(Image layout annotations)

<<<<

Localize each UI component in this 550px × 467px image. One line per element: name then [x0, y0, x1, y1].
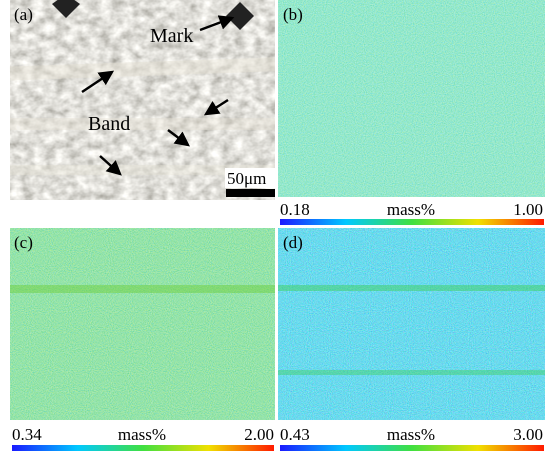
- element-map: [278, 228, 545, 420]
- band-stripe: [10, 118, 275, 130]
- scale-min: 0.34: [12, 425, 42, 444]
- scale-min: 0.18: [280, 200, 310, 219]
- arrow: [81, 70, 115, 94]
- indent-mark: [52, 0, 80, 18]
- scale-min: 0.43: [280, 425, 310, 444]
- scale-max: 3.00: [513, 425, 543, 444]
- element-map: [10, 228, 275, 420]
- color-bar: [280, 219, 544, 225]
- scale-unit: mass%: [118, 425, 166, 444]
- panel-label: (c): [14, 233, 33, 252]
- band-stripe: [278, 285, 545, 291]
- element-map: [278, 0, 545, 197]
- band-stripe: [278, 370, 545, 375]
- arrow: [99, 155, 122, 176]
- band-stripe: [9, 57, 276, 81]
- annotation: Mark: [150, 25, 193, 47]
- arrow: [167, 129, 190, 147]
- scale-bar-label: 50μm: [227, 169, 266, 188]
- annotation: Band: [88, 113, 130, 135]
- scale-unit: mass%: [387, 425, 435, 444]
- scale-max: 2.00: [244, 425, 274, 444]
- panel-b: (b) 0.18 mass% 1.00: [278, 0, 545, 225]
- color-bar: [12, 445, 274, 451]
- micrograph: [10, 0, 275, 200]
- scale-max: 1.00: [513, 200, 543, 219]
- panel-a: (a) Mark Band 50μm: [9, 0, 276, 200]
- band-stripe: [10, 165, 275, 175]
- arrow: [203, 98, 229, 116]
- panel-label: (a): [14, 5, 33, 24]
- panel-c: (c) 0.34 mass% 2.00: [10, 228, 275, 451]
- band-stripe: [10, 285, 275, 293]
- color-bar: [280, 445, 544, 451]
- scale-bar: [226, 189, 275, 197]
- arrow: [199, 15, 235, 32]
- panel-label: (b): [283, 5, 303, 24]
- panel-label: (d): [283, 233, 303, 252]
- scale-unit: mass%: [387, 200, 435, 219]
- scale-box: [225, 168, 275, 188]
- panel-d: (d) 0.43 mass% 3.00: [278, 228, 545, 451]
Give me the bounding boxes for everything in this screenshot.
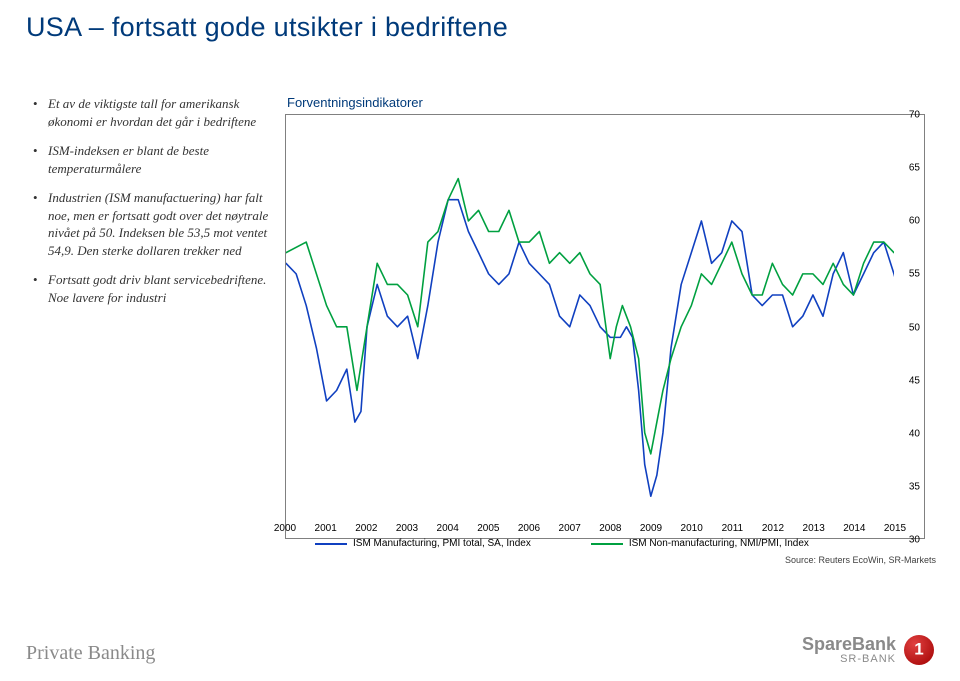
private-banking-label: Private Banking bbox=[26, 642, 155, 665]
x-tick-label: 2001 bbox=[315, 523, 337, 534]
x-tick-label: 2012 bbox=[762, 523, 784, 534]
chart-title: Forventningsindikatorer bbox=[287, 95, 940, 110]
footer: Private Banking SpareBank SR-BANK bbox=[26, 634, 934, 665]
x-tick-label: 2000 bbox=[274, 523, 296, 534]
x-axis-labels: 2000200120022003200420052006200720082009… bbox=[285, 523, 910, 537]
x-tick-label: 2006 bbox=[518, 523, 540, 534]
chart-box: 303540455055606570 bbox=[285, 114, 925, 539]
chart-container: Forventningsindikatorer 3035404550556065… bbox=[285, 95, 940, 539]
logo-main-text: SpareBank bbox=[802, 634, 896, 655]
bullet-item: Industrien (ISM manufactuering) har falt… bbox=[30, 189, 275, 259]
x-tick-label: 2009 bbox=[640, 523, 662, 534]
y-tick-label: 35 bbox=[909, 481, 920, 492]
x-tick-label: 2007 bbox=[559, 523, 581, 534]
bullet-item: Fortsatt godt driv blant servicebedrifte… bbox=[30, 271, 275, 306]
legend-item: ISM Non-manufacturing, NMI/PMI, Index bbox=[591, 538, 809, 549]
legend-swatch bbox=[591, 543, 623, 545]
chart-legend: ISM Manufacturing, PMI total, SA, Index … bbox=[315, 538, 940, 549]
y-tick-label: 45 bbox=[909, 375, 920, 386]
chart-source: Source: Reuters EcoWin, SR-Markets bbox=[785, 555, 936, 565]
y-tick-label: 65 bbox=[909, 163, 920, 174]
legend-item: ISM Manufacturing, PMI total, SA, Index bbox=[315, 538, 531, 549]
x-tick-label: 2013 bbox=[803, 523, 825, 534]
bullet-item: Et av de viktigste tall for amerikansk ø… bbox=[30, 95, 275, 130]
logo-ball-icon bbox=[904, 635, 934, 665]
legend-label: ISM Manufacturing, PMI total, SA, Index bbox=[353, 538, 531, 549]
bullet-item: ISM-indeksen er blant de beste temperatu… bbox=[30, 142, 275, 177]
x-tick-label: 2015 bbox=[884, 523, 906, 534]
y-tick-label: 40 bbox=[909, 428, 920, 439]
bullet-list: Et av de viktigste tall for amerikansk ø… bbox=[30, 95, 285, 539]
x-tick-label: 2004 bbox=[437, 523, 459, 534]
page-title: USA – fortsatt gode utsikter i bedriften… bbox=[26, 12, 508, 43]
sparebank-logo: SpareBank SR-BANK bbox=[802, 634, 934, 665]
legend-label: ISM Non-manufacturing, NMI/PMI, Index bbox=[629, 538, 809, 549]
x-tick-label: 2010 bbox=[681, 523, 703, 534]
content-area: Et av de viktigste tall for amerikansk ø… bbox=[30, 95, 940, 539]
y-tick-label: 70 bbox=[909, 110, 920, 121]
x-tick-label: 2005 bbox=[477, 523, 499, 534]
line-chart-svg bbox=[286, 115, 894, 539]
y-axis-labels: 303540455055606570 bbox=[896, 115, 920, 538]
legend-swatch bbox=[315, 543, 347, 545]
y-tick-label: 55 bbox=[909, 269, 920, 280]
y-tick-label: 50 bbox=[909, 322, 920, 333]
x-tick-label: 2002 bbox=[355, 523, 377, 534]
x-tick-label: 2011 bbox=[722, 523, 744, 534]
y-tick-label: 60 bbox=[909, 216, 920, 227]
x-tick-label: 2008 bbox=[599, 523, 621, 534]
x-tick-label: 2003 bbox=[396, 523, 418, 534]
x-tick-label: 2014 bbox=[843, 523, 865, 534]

>>>>

> **Aim of the task**
Please copy every line of the items above verbatim, leaving out the picture lines.

> **Response below**
Localize each UI component in this 550px × 467px image. One line per element: name then [x0, y0, x1, y1].
- element-map: [278, 228, 545, 420]
- band-stripe: [10, 118, 275, 130]
- scale-min: 0.34: [12, 425, 42, 444]
- scale-min: 0.18: [280, 200, 310, 219]
- arrow: [81, 70, 115, 94]
- indent-mark: [52, 0, 80, 18]
- scale-min: 0.43: [280, 425, 310, 444]
- scale-max: 3.00: [513, 425, 543, 444]
- element-map: [10, 228, 275, 420]
- color-bar: [280, 219, 544, 225]
- scale-unit: mass%: [118, 425, 166, 444]
- panel-label: (c): [14, 233, 33, 252]
- band-stripe: [278, 285, 545, 291]
- element-map: [278, 0, 545, 197]
- band-stripe: [278, 370, 545, 375]
- arrow: [99, 155, 122, 176]
- band-stripe: [9, 57, 276, 81]
- annotation: Mark: [150, 25, 193, 47]
- arrow: [167, 129, 190, 147]
- scale-bar-label: 50μm: [227, 169, 266, 188]
- annotation: Band: [88, 113, 130, 135]
- scale-unit: mass%: [387, 425, 435, 444]
- scale-max: 2.00: [244, 425, 274, 444]
- panel-b: (b) 0.18 mass% 1.00: [278, 0, 545, 225]
- color-bar: [12, 445, 274, 451]
- micrograph: [10, 0, 275, 200]
- scale-max: 1.00: [513, 200, 543, 219]
- panel-a: (a) Mark Band 50μm: [9, 0, 276, 200]
- band-stripe: [10, 165, 275, 175]
- arrow: [203, 98, 229, 116]
- panel-label: (a): [14, 5, 33, 24]
- panel-c: (c) 0.34 mass% 2.00: [10, 228, 275, 451]
- band-stripe: [10, 285, 275, 293]
- color-bar: [280, 445, 544, 451]
- scale-bar: [226, 189, 275, 197]
- arrow: [199, 15, 235, 32]
- panel-label: (b): [283, 5, 303, 24]
- panel-label: (d): [283, 233, 303, 252]
- scale-unit: mass%: [387, 200, 435, 219]
- scale-box: [225, 168, 275, 188]
- panel-d: (d) 0.43 mass% 3.00: [278, 228, 545, 451]
Give me the bounding boxes for everything in this screenshot.
private-banking-label: Private Banking bbox=[26, 642, 155, 665]
x-tick-label: 2001 bbox=[315, 523, 337, 534]
x-tick-label: 2012 bbox=[762, 523, 784, 534]
chart-title: Forventningsindikatorer bbox=[287, 95, 940, 110]
footer: Private Banking SpareBank SR-BANK bbox=[26, 634, 934, 665]
x-tick-label: 2000 bbox=[274, 523, 296, 534]
x-axis-labels: 2000200120022003200420052006200720082009… bbox=[285, 523, 910, 537]
x-tick-label: 2006 bbox=[518, 523, 540, 534]
chart-box: 303540455055606570 bbox=[285, 114, 925, 539]
chart-container: Forventningsindikatorer 3035404550556065… bbox=[285, 95, 940, 539]
logo-main-text: SpareBank bbox=[802, 634, 896, 655]
bullet-item: Industrien (ISM manufactuering) har falt… bbox=[30, 189, 275, 259]
x-tick-label: 2009 bbox=[640, 523, 662, 534]
y-tick-label: 35 bbox=[909, 481, 920, 492]
x-tick-label: 2007 bbox=[559, 523, 581, 534]
bullet-item: Fortsatt godt driv blant servicebedrifte… bbox=[30, 271, 275, 306]
legend-item: ISM Non-manufacturing, NMI/PMI, Index bbox=[591, 538, 809, 549]
legend-swatch bbox=[591, 543, 623, 545]
chart-legend: ISM Manufacturing, PMI total, SA, Index … bbox=[315, 538, 940, 549]
y-tick-label: 45 bbox=[909, 375, 920, 386]
chart-source: Source: Reuters EcoWin, SR-Markets bbox=[785, 555, 936, 565]
y-tick-label: 65 bbox=[909, 163, 920, 174]
legend-item: ISM Manufacturing, PMI total, SA, Index bbox=[315, 538, 531, 549]
x-tick-label: 2013 bbox=[803, 523, 825, 534]
bullet-item: Et av de viktigste tall for amerikansk ø… bbox=[30, 95, 275, 130]
logo-ball-icon bbox=[904, 635, 934, 665]
legend-label: ISM Manufacturing, PMI total, SA, Index bbox=[353, 538, 531, 549]
bullet-item: ISM-indeksen er blant de beste temperatu… bbox=[30, 142, 275, 177]
x-tick-label: 2015 bbox=[884, 523, 906, 534]
y-tick-label: 40 bbox=[909, 428, 920, 439]
bullet-list: Et av de viktigste tall for amerikansk ø… bbox=[30, 95, 285, 539]
x-tick-label: 2004 bbox=[437, 523, 459, 534]
page-title: USA – fortsatt gode utsikter i bedriften… bbox=[26, 12, 508, 43]
sparebank-logo: SpareBank SR-BANK bbox=[802, 634, 934, 665]
legend-label: ISM Non-manufacturing, NMI/PMI, Index bbox=[629, 538, 809, 549]
x-tick-label: 2010 bbox=[681, 523, 703, 534]
content-area: Et av de viktigste tall for amerikansk ø… bbox=[30, 95, 940, 539]
y-tick-label: 70 bbox=[909, 110, 920, 121]
x-tick-label: 2005 bbox=[477, 523, 499, 534]
line-chart-svg bbox=[286, 115, 894, 539]
y-axis-labels: 303540455055606570 bbox=[896, 115, 920, 538]
legend-swatch bbox=[315, 543, 347, 545]
y-tick-label: 55 bbox=[909, 269, 920, 280]
y-tick-label: 50 bbox=[909, 322, 920, 333]
x-tick-label: 2002 bbox=[355, 523, 377, 534]
x-tick-label: 2011 bbox=[722, 523, 744, 534]
y-tick-label: 60 bbox=[909, 216, 920, 227]
x-tick-label: 2008 bbox=[599, 523, 621, 534]
x-tick-label: 2003 bbox=[396, 523, 418, 534]
x-tick-label: 2014 bbox=[843, 523, 865, 534]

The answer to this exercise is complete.